Stated exercise:
Filter the records below down to lines containing "anos".

Dataset items
+ + +

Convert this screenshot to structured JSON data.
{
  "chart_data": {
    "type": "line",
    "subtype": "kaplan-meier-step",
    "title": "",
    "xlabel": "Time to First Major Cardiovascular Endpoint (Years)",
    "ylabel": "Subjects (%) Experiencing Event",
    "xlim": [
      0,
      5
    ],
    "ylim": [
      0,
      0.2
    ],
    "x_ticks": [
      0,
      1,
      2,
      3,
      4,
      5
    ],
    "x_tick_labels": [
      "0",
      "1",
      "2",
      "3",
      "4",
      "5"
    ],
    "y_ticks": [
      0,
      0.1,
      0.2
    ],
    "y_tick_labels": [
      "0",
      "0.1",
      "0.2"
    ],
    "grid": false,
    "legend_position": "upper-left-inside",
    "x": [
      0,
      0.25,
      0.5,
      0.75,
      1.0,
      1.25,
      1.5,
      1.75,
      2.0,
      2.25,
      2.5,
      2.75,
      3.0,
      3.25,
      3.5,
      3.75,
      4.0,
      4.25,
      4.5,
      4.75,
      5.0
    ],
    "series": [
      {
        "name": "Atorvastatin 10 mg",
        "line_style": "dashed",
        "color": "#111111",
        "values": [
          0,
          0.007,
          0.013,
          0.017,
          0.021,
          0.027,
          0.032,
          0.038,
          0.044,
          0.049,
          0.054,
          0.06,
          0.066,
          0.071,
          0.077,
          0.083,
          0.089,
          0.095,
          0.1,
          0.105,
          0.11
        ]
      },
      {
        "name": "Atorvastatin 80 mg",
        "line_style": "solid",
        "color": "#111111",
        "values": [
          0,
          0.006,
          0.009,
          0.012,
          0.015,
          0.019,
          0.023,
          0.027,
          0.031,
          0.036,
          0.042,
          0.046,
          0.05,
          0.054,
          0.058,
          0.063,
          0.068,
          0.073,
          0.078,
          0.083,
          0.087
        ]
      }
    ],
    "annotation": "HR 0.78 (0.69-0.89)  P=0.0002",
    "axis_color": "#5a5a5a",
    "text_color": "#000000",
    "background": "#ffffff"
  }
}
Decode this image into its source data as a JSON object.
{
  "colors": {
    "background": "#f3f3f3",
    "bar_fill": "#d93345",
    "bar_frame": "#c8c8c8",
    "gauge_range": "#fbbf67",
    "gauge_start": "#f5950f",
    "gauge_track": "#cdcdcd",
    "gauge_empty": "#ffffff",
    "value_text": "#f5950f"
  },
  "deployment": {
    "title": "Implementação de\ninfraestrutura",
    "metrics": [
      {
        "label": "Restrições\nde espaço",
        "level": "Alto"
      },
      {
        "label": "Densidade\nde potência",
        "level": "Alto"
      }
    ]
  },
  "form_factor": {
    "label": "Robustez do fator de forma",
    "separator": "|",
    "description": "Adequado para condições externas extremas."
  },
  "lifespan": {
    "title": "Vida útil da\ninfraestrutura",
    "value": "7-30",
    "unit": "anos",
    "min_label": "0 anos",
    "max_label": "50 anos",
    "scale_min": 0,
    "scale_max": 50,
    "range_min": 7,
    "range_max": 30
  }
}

+ + +

Final result:
    "unit": "anos",
    "min_label": "0 anos",
    "max_label": "50 anos",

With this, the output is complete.